Make an exact copy of the records, with the images left out.

═══ Provided records

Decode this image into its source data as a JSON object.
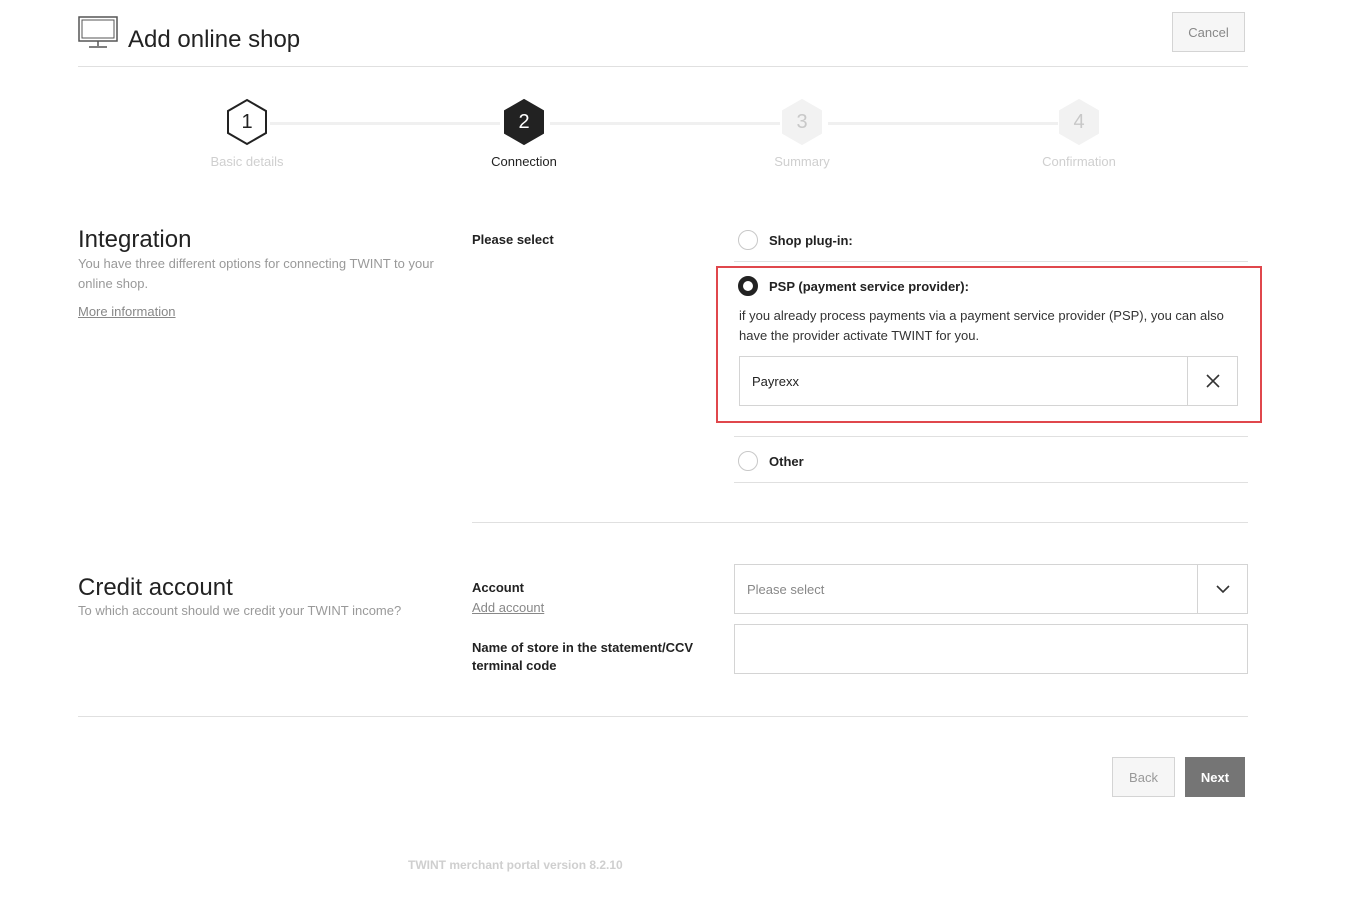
{
  "header": {
    "title": "Add online shop",
    "icon": "monitor-icon",
    "cancel_label": "Cancel"
  },
  "stepper": {
    "current_step": 2,
    "steps": [
      {
        "number": "1",
        "label": "Basic details",
        "state": "done"
      },
      {
        "number": "2",
        "label": "Connection",
        "state": "active"
      },
      {
        "number": "3",
        "label": "Summary",
        "state": "upcoming"
      },
      {
        "number": "4",
        "label": "Confirmation",
        "state": "upcoming"
      }
    ]
  },
  "integration": {
    "title": "Integration",
    "description": "You have three different options for connecting TWINT to your online shop.",
    "more_info_link": "More information",
    "select_label": "Please select",
    "options": [
      {
        "label": "Shop plug-in:",
        "selected": false
      },
      {
        "label": "PSP (payment service provider):",
        "selected": true
      },
      {
        "label": "Other",
        "selected": false
      }
    ],
    "psp_description": "if you already process payments via a payment service provider (PSP), you can also have the provider activate TWINT for you.",
    "psp_value": "Payrexx",
    "highlight_color": "#e0474c"
  },
  "credit_account": {
    "title": "Credit account",
    "description": "To which account should we credit your TWINT income?",
    "account_label": "Account",
    "add_account_link": "Add account",
    "account_placeholder": "Please select",
    "store_name_label": "Name of store in the statement/CCV terminal code",
    "store_name_value": ""
  },
  "actions": {
    "back_label": "Back",
    "next_label": "Next"
  },
  "footer": {
    "version_text": "TWINT merchant portal version 8.2.10"
  },
  "colors": {
    "active_step": "#222222",
    "upcoming_step": "#f2f2f2",
    "next_button": "#757575"
  }
}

══════

Exercise result |
Decode this image into its source data as a JSON object.
{
  "header": {
    "title": "Add online shop",
    "icon": "monitor-icon",
    "cancel_label": "Cancel"
  },
  "stepper": {
    "current_step": 2,
    "steps": [
      {
        "number": "1",
        "label": "Basic details",
        "state": "done"
      },
      {
        "number": "2",
        "label": "Connection",
        "state": "active"
      },
      {
        "number": "3",
        "label": "Summary",
        "state": "upcoming"
      },
      {
        "number": "4",
        "label": "Confirmation",
        "state": "upcoming"
      }
    ]
  },
  "integration": {
    "title": "Integration",
    "description": "You have three different options for connecting TWINT to your online shop.",
    "more_info_link": "More information",
    "select_label": "Please select",
    "options": [
      {
        "label": "Shop plug-in:",
        "selected": false
      },
      {
        "label": "PSP (payment service provider):",
        "selected": true
      },
      {
        "label": "Other",
        "selected": false
      }
    ],
    "psp_description": "if you already process payments via a payment service provider (PSP), you can also have the provider activate TWINT for you.",
    "psp_value": "Payrexx",
    "highlight_color": "#e0474c"
  },
  "credit_account": {
    "title": "Credit account",
    "description": "To which account should we credit your TWINT income?",
    "account_label": "Account",
    "add_account_link": "Add account",
    "account_placeholder": "Please select",
    "store_name_label": "Name of store in the statement/CCV terminal code",
    "store_name_value": ""
  },
  "actions": {
    "back_label": "Back",
    "next_label": "Next"
  },
  "footer": {
    "version_text": "TWINT merchant portal version 8.2.10"
  },
  "colors": {
    "active_step": "#222222",
    "upcoming_step": "#f2f2f2",
    "next_button": "#757575"
  }
}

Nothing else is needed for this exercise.